(Items from a data source)
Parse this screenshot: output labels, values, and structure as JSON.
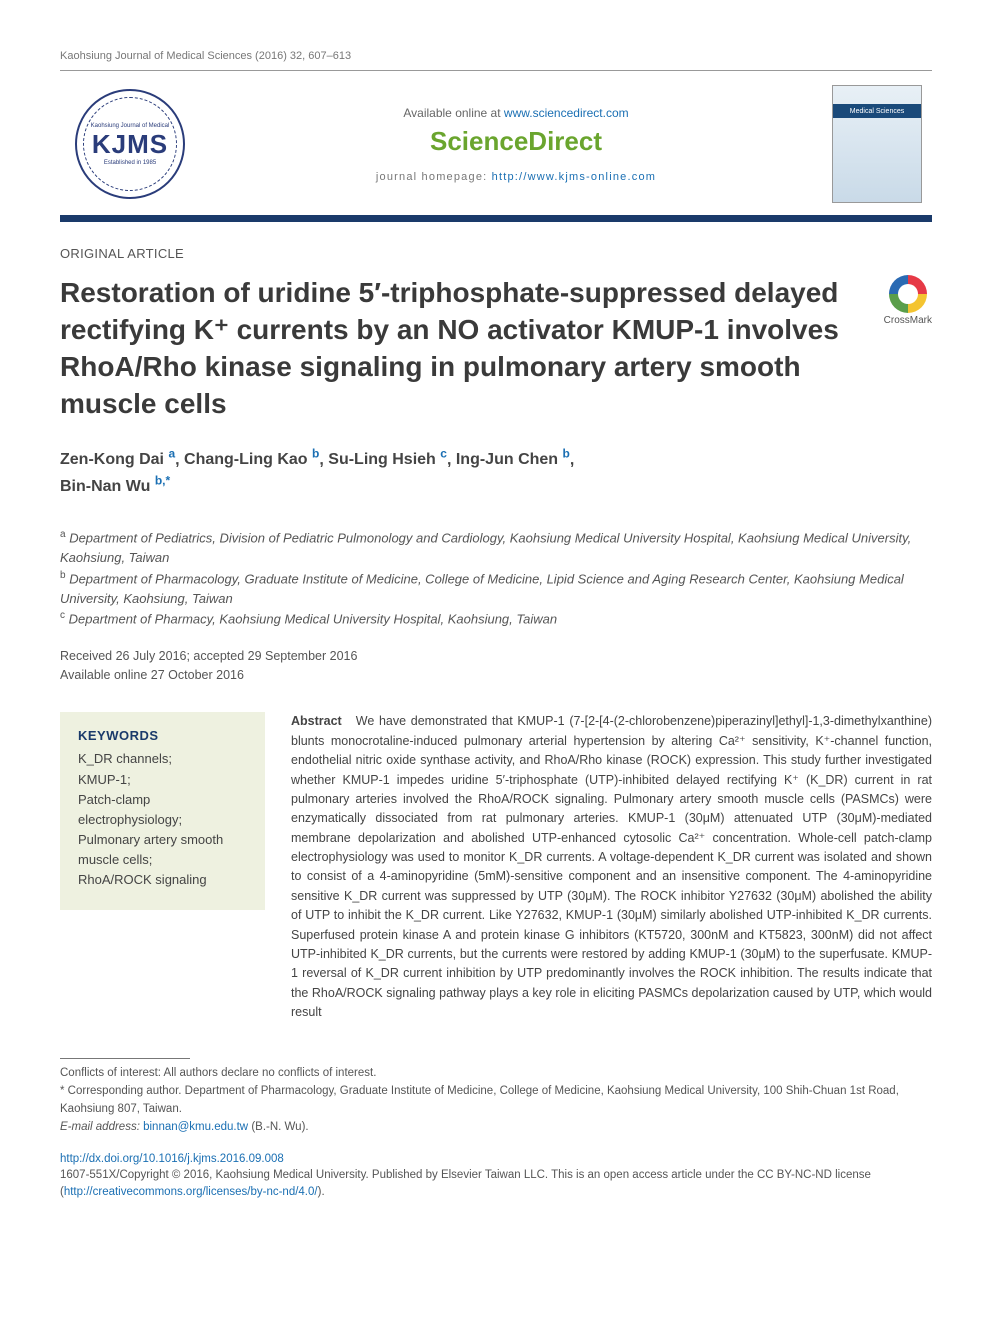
{
  "header": {
    "journal_ref": "Kaohsiung Journal of Medical Sciences (2016) 32, 607–613",
    "available_prefix": "Available online at ",
    "sd_url": "www.sciencedirect.com",
    "sd_logo": "ScienceDirect",
    "homepage_prefix": "journal homepage: ",
    "homepage_url": "http://www.kjms-online.com",
    "logo_text": "KJMS",
    "logo_topline": "Kaohsiung Journal of Medical",
    "logo_bottomline": "Established in 1985",
    "cover_label": "Medical Sciences"
  },
  "article_type": "ORIGINAL ARTICLE",
  "title": "Restoration of uridine 5′-triphosphate-suppressed delayed rectifying K⁺ currents by an NO activator KMUP-1 involves RhoA/Rho kinase signaling in pulmonary artery smooth muscle cells",
  "crossmark": "CrossMark",
  "authors": [
    {
      "name": "Zen-Kong Dai",
      "aff": "a"
    },
    {
      "name": "Chang-Ling Kao",
      "aff": "b"
    },
    {
      "name": "Su-Ling Hsieh",
      "aff": "c"
    },
    {
      "name": "Ing-Jun Chen",
      "aff": "b"
    },
    {
      "name": "Bin-Nan Wu",
      "aff": "b,*"
    }
  ],
  "affiliations": {
    "a": "Department of Pediatrics, Division of Pediatric Pulmonology and Cardiology, Kaohsiung Medical University Hospital, Kaohsiung Medical University, Kaohsiung, Taiwan",
    "b": "Department of Pharmacology, Graduate Institute of Medicine, College of Medicine, Lipid Science and Aging Research Center, Kaohsiung Medical University, Kaohsiung, Taiwan",
    "c": "Department of Pharmacy, Kaohsiung Medical University Hospital, Kaohsiung, Taiwan"
  },
  "dates": {
    "received_accepted": "Received 26 July 2016; accepted 29 September 2016",
    "online": "Available online 27 October 2016"
  },
  "keywords_label": "KEYWORDS",
  "keywords": [
    "K_DR channels;",
    "KMUP-1;",
    "Patch-clamp electrophysiology;",
    "Pulmonary artery smooth muscle cells;",
    "RhoA/ROCK signaling"
  ],
  "abstract_label": "Abstract",
  "abstract": "We have demonstrated that KMUP-1 (7-[2-[4-(2-chlorobenzene)piperazinyl]ethyl]-1,3-dimethylxanthine) blunts monocrotaline-induced pulmonary arterial hypertension by altering Ca²⁺ sensitivity, K⁺-channel function, endothelial nitric oxide synthase activity, and RhoA/Rho kinase (ROCK) expression. This study further investigated whether KMUP-1 impedes uridine 5′-triphosphate (UTP)-inhibited delayed rectifying K⁺ (K_DR) current in rat pulmonary arteries involved the RhoA/ROCK signaling. Pulmonary artery smooth muscle cells (PASMCs) were enzymatically dissociated from rat pulmonary arteries. KMUP-1 (30μM) attenuated UTP (30μM)-mediated membrane depolarization and abolished UTP-enhanced cytosolic Ca²⁺ concentration. Whole-cell patch-clamp electrophysiology was used to monitor K_DR currents. A voltage-dependent K_DR current was isolated and shown to consist of a 4-aminopyridine (5mM)-sensitive component and an insensitive component. The 4-aminopyridine sensitive K_DR current was suppressed by UTP (30μM). The ROCK inhibitor Y27632 (30μM) abolished the ability of UTP to inhibit the K_DR current. Like Y27632, KMUP-1 (30μM) similarly abolished UTP-inhibited K_DR currents. Superfused protein kinase A and protein kinase G inhibitors (KT5720, 300nM and KT5823, 300nM) did not affect UTP-inhibited K_DR currents, but the currents were restored by adding KMUP-1 (30μM) to the superfusate. KMUP-1 reversal of K_DR current inhibition by UTP predominantly involves the ROCK inhibition. The results indicate that the RhoA/ROCK signaling pathway plays a key role in eliciting PASMCs depolarization caused by UTP, which would result",
  "footer": {
    "conflicts": "Conflicts of interest: All authors declare no conflicts of interest.",
    "corresponding": "* Corresponding author. Department of Pharmacology, Graduate Institute of Medicine, College of Medicine, Kaohsiung Medical University, 100 Shih-Chuan 1st Road, Kaohsiung 807, Taiwan.",
    "email_label": "E-mail address:",
    "email": "binnan@kmu.edu.tw",
    "email_author": "(B.-N. Wu).",
    "doi": "http://dx.doi.org/10.1016/j.kjms.2016.09.008",
    "copyright": "1607-551X/Copyright © 2016, Kaohsiung Medical University. Published by Elsevier Taiwan LLC. This is an open access article under the CC BY-NC-ND license (",
    "license_url": "http://creativecommons.org/licenses/by-nc-nd/4.0/",
    "copyright_end": ")."
  },
  "colors": {
    "rule": "#1a3a6a",
    "link": "#1a6fb3",
    "sd_green": "#6aa52e",
    "kw_bg": "#eef1e0"
  }
}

- **WHAT NEEDS TO BE DONE**: Only the text of the records is to be reproduced exactly; skip the pictures.

- **SOLVED EXERCISE**:
Parse this screenshot: output labels, values, and structure as JSON.
{
  "header": {
    "journal_ref": "Kaohsiung Journal of Medical Sciences (2016) 32, 607–613",
    "available_prefix": "Available online at ",
    "sd_url": "www.sciencedirect.com",
    "sd_logo": "ScienceDirect",
    "homepage_prefix": "journal homepage: ",
    "homepage_url": "http://www.kjms-online.com",
    "logo_text": "KJMS",
    "logo_topline": "Kaohsiung Journal of Medical",
    "logo_bottomline": "Established in 1985",
    "cover_label": "Medical Sciences"
  },
  "article_type": "ORIGINAL ARTICLE",
  "title": "Restoration of uridine 5′-triphosphate-suppressed delayed rectifying K⁺ currents by an NO activator KMUP-1 involves RhoA/Rho kinase signaling in pulmonary artery smooth muscle cells",
  "crossmark": "CrossMark",
  "authors": [
    {
      "name": "Zen-Kong Dai",
      "aff": "a"
    },
    {
      "name": "Chang-Ling Kao",
      "aff": "b"
    },
    {
      "name": "Su-Ling Hsieh",
      "aff": "c"
    },
    {
      "name": "Ing-Jun Chen",
      "aff": "b"
    },
    {
      "name": "Bin-Nan Wu",
      "aff": "b,*"
    }
  ],
  "affiliations": {
    "a": "Department of Pediatrics, Division of Pediatric Pulmonology and Cardiology, Kaohsiung Medical University Hospital, Kaohsiung Medical University, Kaohsiung, Taiwan",
    "b": "Department of Pharmacology, Graduate Institute of Medicine, College of Medicine, Lipid Science and Aging Research Center, Kaohsiung Medical University, Kaohsiung, Taiwan",
    "c": "Department of Pharmacy, Kaohsiung Medical University Hospital, Kaohsiung, Taiwan"
  },
  "dates": {
    "received_accepted": "Received 26 July 2016; accepted 29 September 2016",
    "online": "Available online 27 October 2016"
  },
  "keywords_label": "KEYWORDS",
  "keywords": [
    "K_DR channels;",
    "KMUP-1;",
    "Patch-clamp electrophysiology;",
    "Pulmonary artery smooth muscle cells;",
    "RhoA/ROCK signaling"
  ],
  "abstract_label": "Abstract",
  "abstract": "We have demonstrated that KMUP-1 (7-[2-[4-(2-chlorobenzene)piperazinyl]ethyl]-1,3-dimethylxanthine) blunts monocrotaline-induced pulmonary arterial hypertension by altering Ca²⁺ sensitivity, K⁺-channel function, endothelial nitric oxide synthase activity, and RhoA/Rho kinase (ROCK) expression. This study further investigated whether KMUP-1 impedes uridine 5′-triphosphate (UTP)-inhibited delayed rectifying K⁺ (K_DR) current in rat pulmonary arteries involved the RhoA/ROCK signaling. Pulmonary artery smooth muscle cells (PASMCs) were enzymatically dissociated from rat pulmonary arteries. KMUP-1 (30μM) attenuated UTP (30μM)-mediated membrane depolarization and abolished UTP-enhanced cytosolic Ca²⁺ concentration. Whole-cell patch-clamp electrophysiology was used to monitor K_DR currents. A voltage-dependent K_DR current was isolated and shown to consist of a 4-aminopyridine (5mM)-sensitive component and an insensitive component. The 4-aminopyridine sensitive K_DR current was suppressed by UTP (30μM). The ROCK inhibitor Y27632 (30μM) abolished the ability of UTP to inhibit the K_DR current. Like Y27632, KMUP-1 (30μM) similarly abolished UTP-inhibited K_DR currents. Superfused protein kinase A and protein kinase G inhibitors (KT5720, 300nM and KT5823, 300nM) did not affect UTP-inhibited K_DR currents, but the currents were restored by adding KMUP-1 (30μM) to the superfusate. KMUP-1 reversal of K_DR current inhibition by UTP predominantly involves the ROCK inhibition. The results indicate that the RhoA/ROCK signaling pathway plays a key role in eliciting PASMCs depolarization caused by UTP, which would result",
  "footer": {
    "conflicts": "Conflicts of interest: All authors declare no conflicts of interest.",
    "corresponding": "* Corresponding author. Department of Pharmacology, Graduate Institute of Medicine, College of Medicine, Kaohsiung Medical University, 100 Shih-Chuan 1st Road, Kaohsiung 807, Taiwan.",
    "email_label": "E-mail address:",
    "email": "binnan@kmu.edu.tw",
    "email_author": "(B.-N. Wu).",
    "doi": "http://dx.doi.org/10.1016/j.kjms.2016.09.008",
    "copyright": "1607-551X/Copyright © 2016, Kaohsiung Medical University. Published by Elsevier Taiwan LLC. This is an open access article under the CC BY-NC-ND license (",
    "license_url": "http://creativecommons.org/licenses/by-nc-nd/4.0/",
    "copyright_end": ")."
  },
  "colors": {
    "rule": "#1a3a6a",
    "link": "#1a6fb3",
    "sd_green": "#6aa52e",
    "kw_bg": "#eef1e0"
  }
}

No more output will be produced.